Data entries:
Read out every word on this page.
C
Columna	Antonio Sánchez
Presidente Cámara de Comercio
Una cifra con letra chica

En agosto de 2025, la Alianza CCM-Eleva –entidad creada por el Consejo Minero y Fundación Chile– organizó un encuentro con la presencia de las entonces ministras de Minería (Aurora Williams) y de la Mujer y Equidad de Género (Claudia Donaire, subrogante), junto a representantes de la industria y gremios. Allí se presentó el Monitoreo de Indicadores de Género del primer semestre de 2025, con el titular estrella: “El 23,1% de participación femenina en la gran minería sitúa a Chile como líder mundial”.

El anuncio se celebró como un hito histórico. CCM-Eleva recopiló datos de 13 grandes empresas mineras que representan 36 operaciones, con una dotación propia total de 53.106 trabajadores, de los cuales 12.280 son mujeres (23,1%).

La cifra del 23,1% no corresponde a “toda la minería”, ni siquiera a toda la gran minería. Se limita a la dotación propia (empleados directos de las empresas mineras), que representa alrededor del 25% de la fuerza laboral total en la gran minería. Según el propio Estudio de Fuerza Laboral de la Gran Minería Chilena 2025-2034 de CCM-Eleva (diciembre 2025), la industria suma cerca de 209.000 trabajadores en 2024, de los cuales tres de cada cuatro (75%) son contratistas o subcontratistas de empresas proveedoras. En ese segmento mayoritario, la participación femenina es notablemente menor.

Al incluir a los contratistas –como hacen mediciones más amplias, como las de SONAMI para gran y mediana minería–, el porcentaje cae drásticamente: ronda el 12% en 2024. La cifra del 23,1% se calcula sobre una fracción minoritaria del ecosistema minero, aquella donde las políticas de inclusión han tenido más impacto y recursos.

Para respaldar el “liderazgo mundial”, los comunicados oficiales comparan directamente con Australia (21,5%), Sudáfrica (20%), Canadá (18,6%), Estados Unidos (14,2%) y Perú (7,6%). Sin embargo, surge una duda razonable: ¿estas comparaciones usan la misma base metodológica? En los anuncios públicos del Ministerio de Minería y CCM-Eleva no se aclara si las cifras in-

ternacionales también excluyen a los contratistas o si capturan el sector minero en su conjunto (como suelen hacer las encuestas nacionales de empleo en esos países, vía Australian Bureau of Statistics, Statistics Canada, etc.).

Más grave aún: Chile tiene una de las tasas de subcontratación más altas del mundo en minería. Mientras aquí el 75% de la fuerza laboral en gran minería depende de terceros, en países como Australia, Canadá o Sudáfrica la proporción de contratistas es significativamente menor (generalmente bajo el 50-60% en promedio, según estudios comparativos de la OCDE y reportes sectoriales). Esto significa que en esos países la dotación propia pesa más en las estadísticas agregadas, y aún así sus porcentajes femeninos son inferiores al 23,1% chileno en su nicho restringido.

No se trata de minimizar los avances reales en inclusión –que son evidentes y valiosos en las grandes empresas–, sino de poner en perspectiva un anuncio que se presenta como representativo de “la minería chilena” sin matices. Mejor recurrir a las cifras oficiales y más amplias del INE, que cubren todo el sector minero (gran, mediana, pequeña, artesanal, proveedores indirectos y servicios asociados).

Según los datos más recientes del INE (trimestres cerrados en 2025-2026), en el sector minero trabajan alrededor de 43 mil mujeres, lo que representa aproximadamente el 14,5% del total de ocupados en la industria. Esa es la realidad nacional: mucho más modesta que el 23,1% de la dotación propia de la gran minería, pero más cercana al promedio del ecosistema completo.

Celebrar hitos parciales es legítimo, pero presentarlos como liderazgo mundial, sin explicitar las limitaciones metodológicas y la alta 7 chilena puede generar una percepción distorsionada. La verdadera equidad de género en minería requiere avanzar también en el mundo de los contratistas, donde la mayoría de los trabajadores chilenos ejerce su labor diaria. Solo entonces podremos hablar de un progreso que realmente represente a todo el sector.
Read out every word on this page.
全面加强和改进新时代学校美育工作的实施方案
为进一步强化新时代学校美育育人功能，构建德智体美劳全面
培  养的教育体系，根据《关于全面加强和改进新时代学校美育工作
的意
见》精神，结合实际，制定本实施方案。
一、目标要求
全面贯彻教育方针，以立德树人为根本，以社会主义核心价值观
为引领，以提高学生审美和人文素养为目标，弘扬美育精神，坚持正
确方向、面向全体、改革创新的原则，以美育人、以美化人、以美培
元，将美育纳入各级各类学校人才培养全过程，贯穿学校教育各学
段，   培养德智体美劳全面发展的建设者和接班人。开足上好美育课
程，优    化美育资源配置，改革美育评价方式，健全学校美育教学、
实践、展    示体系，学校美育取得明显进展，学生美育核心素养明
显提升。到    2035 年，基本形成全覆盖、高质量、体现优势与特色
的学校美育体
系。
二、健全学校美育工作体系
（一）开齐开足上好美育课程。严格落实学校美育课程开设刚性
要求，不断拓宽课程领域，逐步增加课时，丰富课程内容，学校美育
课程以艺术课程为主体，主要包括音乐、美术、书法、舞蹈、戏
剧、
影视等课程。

Task brief:
Set down the listing above in full, please, exactly as it appears.

Task answer:
Read out every word on this page.
C
Columna	Antonio Sánchez
Presidente Cámara de Comercio
Una cifra con letra chica

En agosto de 2025, la Alianza CCM-Eleva –entidad creada por el Consejo Minero y Fundación Chile– organizó un encuentro con la presencia de las entonces ministras de Minería (Aurora Williams) y de la Mujer y Equidad de Género (Claudia Donaire, subrogante), junto a representantes de la industria y gremios. Allí se presentó el Monitoreo de Indicadores de Género del primer semestre de 2025, con el titular estrella: “El 23,1% de participación femenina en la gran minería sitúa a Chile como líder mundial”.

El anuncio se celebró como un hito histórico. CCM-Eleva recopiló datos de 13 grandes empresas mineras que representan 36 operaciones, con una dotación propia total de 53.106 trabajadores, de los cuales 12.280 son mujeres (23,1%).

La cifra del 23,1% no corresponde a “toda la minería”, ni siquiera a toda la gran minería. Se limita a la dotación propia (empleados directos de las empresas mineras), que representa alrededor del 25% de la fuerza laboral total en la gran minería. Según el propio Estudio de Fuerza Laboral de la Gran Minería Chilena 2025-2034 de CCM-Eleva (diciembre 2025), la industria suma cerca de 209.000 trabajadores en 2024, de los cuales tres de cada cuatro (75%) son contratistas o subcontratistas de empresas proveedoras. En ese segmento mayoritario, la participación femenina es notablemente menor.

Al incluir a los contratistas –como hacen mediciones más amplias, como las de SONAMI para gran y mediana minería–, el porcentaje cae drásticamente: ronda el 12% en 2024. La cifra del 23,1% se calcula sobre una fracción minoritaria del ecosistema minero, aquella donde las políticas de inclusión han tenido más impacto y recursos.

Para respaldar el “liderazgo mundial”, los comunicados oficiales comparan directamente con Australia (21,5%), Sudáfrica (20%), Canadá (18,6%), Estados Unidos (14,2%) y Perú (7,6%). Sin embargo, surge una duda razonable: ¿estas comparaciones usan la misma base metodológica? En los anuncios públicos del Ministerio de Minería y CCM-Eleva no se aclara si las cifras in-

ternacionales también excluyen a los contratistas o si capturan el sector minero en su conjunto (como suelen hacer las encuestas nacionales de empleo en esos países, vía Australian Bureau of Statistics, Statistics Canada, etc.).

Más grave aún: Chile tiene una de las tasas de subcontratación más altas del mundo en minería. Mientras aquí el 75% de la fuerza laboral en gran minería depende de terceros, en países como Australia, Canadá o Sudáfrica la proporción de contratistas es significativamente menor (generalmente bajo el 50-60% en promedio, según estudios comparativos de la OCDE y reportes sectoriales). Esto significa que en esos países la dotación propia pesa más en las estadísticas agregadas, y aún así sus porcentajes femeninos son inferiores al 23,1% chileno en su nicho restringido.

No se trata de minimizar los avances reales en inclusión –que son evidentes y valiosos en las grandes empresas–, sino de poner en perspectiva un anuncio que se presenta como representativo de “la minería chilena” sin matices. Mejor recurrir a las cifras oficiales y más amplias del INE, que cubren todo el sector minero (gran, mediana, pequeña, artesanal, proveedores indirectos y servicios asociados).

Según los datos más recientes del INE (trimestres cerrados en 2025-2026), en el sector minero trabajan alrededor de 43 mil mujeres, lo que representa aproximadamente el 14,5% del total de ocupados en la industria. Esa es la realidad nacional: mucho más modesta que el 23,1% de la dotación propia de la gran minería, pero más cercana al promedio del ecosistema completo.

Celebrar hitos parciales es legítimo, pero presentarlos como liderazgo mundial, sin explicitar las limitaciones metodológicas y la alta 7 chilena puede generar una percepción distorsionada. La verdadera equidad de género en minería requiere avanzar también en el mundo de los contratistas, donde la mayoría de los trabajadores chilenos ejerce su labor diaria. Solo entonces podremos hablar de un progreso que realmente represente a todo el sector.
Read out every word on this page.
全面加强和改进新时代学校美育工作的实施方案
为进一步强化新时代学校美育育人功能，构建德智体美劳全面
培  养的教育体系，根据《关于全面加强和改进新时代学校美育工作
的意
见》精神，结合实际，制定本实施方案。
一、目标要求
全面贯彻教育方针，以立德树人为根本，以社会主义核心价值观
为引领，以提高学生审美和人文素养为目标，弘扬美育精神，坚持正
确方向、面向全体、改革创新的原则，以美育人、以美化人、以美培
元，将美育纳入各级各类学校人才培养全过程，贯穿学校教育各学
段，   培养德智体美劳全面发展的建设者和接班人。开足上好美育课
程，优    化美育资源配置，改革美育评价方式，健全学校美育教学、
实践、展    示体系，学校美育取得明显进展，学生美育核心素养明
显提升。到    2035 年，基本形成全覆盖、高质量、体现优势与特色
的学校美育体
系。
二、健全学校美育工作体系
（一）开齐开足上好美育课程。严格落实学校美育课程开设刚性
要求，不断拓宽课程领域，逐步增加课时，丰富课程内容，学校美育
课程以艺术课程为主体，主要包括音乐、美术、书法、舞蹈、戏
剧、
影视等课程。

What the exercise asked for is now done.